-- START --

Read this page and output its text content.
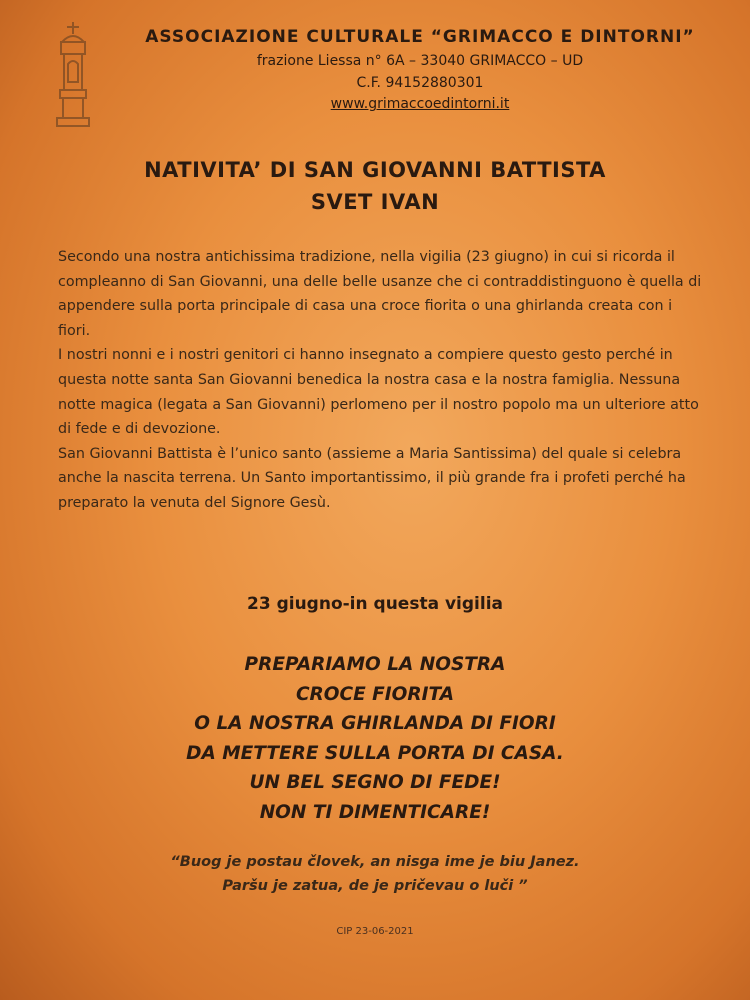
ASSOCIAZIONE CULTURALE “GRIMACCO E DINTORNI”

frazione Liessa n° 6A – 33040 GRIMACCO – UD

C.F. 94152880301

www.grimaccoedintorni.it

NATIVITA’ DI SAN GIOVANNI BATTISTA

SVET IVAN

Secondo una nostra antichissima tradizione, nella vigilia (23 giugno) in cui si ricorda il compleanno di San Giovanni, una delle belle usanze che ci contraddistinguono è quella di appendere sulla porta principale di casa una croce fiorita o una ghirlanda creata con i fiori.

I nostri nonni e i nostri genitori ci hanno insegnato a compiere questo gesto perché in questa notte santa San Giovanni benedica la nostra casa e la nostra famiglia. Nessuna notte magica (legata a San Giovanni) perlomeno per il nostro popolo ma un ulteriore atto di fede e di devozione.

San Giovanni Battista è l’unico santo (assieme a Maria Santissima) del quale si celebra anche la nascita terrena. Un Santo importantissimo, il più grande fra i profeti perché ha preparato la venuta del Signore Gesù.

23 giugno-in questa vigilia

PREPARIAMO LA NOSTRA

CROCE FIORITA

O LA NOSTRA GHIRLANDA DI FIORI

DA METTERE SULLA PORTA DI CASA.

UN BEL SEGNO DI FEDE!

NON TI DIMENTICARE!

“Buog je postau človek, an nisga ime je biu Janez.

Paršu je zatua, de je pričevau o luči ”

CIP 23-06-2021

-- END --
-- START --

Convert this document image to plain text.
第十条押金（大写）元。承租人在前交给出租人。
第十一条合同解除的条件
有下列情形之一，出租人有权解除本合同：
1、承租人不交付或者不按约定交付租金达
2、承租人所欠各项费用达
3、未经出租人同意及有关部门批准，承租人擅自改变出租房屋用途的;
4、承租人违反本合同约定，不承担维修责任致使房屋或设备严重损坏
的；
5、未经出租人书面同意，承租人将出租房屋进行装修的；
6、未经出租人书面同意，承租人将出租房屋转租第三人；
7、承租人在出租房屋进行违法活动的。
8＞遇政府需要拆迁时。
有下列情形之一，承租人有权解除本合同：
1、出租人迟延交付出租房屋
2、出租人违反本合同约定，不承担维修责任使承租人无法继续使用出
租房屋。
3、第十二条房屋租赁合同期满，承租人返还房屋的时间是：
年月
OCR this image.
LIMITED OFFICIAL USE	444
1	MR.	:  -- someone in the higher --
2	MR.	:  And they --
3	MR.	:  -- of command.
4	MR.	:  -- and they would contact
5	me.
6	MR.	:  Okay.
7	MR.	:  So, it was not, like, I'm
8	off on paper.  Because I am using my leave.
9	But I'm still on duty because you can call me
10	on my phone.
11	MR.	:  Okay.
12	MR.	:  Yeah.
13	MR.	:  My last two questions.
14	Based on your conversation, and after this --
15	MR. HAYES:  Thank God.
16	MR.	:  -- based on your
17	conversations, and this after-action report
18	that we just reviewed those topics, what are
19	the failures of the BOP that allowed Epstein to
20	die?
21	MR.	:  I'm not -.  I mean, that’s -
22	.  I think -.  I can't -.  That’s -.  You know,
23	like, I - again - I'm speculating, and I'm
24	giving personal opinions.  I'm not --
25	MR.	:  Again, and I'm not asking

-- END --
-- START --

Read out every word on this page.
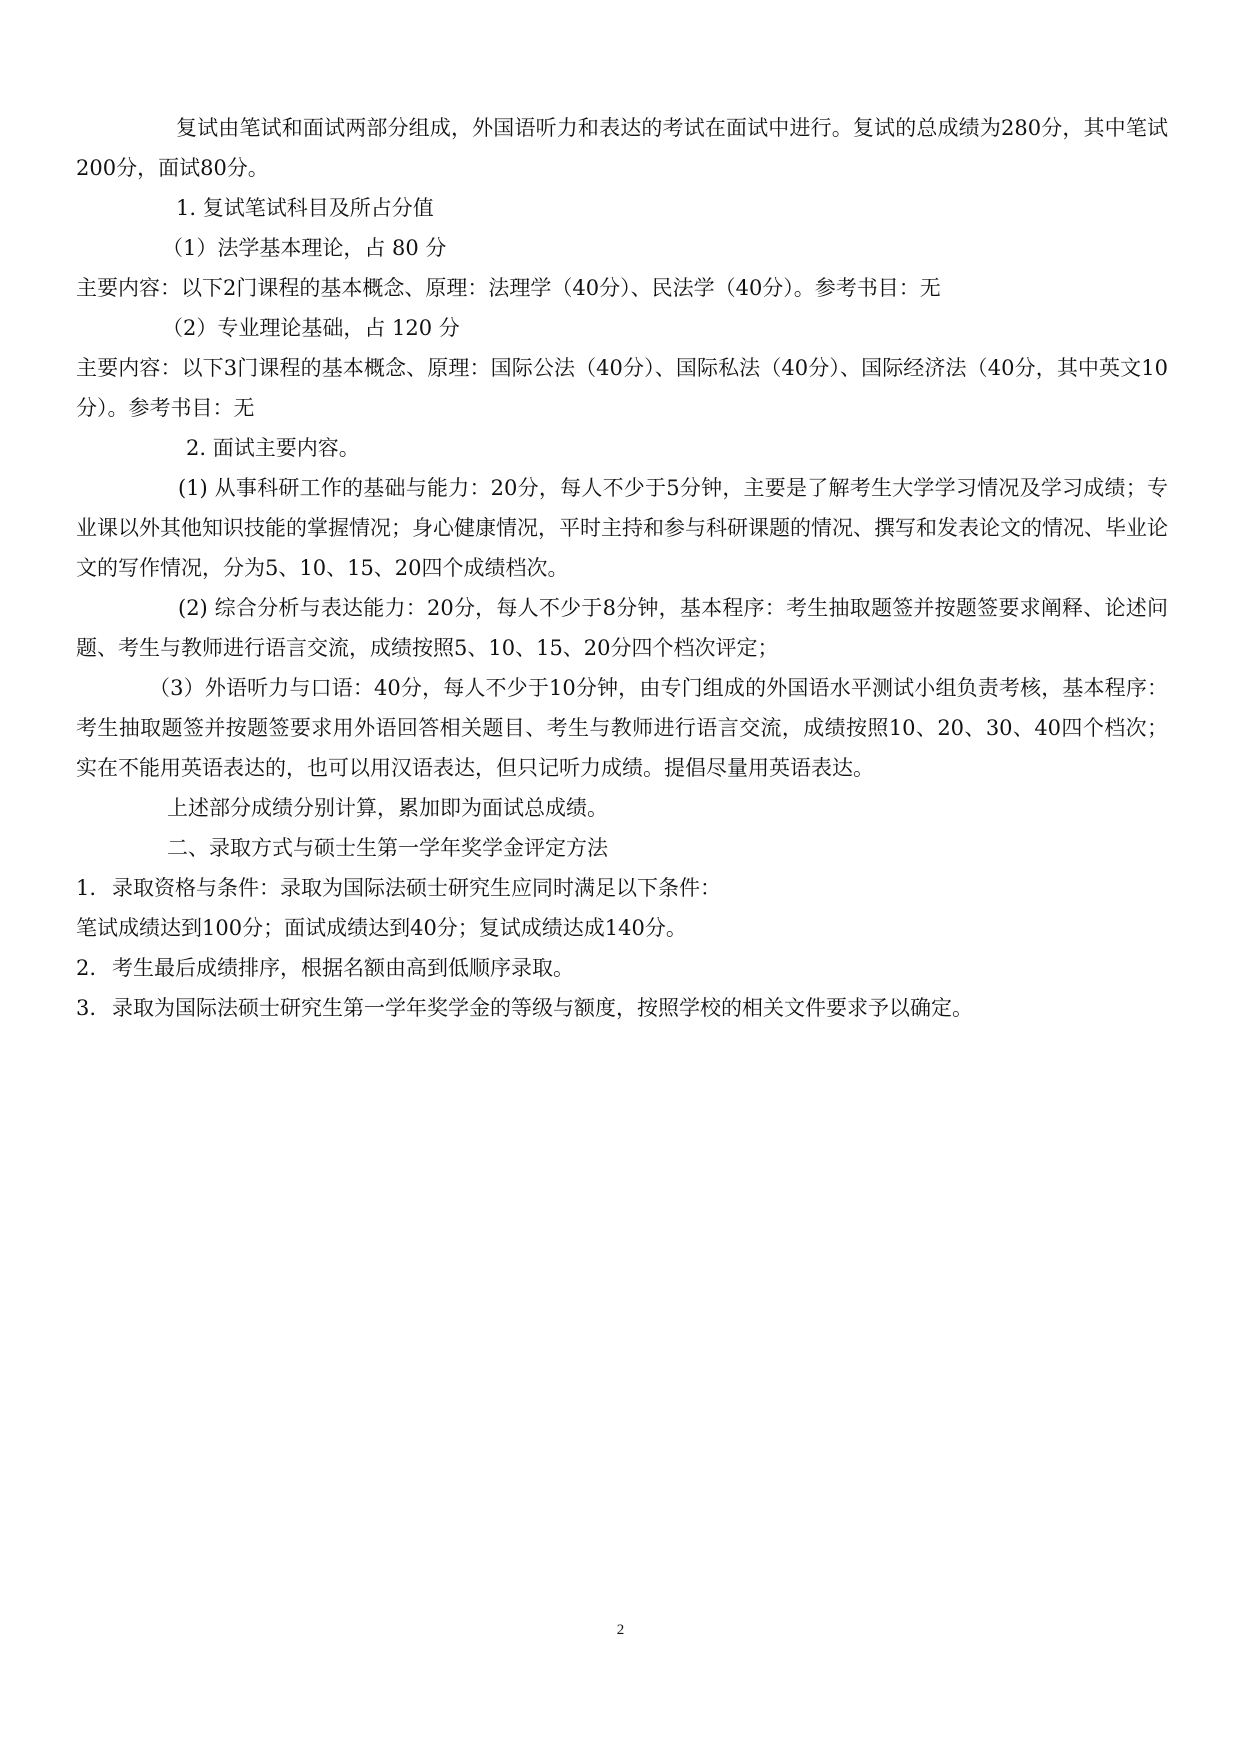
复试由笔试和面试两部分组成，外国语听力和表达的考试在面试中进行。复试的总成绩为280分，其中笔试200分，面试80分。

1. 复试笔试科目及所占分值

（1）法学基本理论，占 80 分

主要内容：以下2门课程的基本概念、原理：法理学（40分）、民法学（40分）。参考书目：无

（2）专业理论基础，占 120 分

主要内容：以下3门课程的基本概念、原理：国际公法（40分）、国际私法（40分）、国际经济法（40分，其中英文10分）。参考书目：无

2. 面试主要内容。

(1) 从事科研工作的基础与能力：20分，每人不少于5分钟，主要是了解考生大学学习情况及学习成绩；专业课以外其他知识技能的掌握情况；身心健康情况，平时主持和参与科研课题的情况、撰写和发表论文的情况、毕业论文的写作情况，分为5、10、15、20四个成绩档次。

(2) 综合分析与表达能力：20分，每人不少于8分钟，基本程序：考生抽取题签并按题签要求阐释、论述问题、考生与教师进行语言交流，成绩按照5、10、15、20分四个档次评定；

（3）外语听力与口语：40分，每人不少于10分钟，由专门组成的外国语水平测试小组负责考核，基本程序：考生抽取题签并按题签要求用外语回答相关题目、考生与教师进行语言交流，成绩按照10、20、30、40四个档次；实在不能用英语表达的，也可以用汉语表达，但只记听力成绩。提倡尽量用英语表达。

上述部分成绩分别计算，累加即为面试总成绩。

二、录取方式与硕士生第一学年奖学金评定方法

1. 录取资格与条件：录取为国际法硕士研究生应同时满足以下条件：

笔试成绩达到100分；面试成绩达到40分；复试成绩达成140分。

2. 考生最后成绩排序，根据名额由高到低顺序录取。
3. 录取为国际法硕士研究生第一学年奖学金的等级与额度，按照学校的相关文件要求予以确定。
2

-- END --

Directions for this task ::
Using the material above, gather every line that includes "参考书目".

Reply to the exercise ::
主要内容：以下2门课程的基本概念、原理：法理学（40分）、民法学（40分）。参考书目：无
主要内容：以下3门课程的基本概念、原理：国际公法（40分）、国际私法（40分）、国际经济法（40分，其中英文10分）。参考书目：无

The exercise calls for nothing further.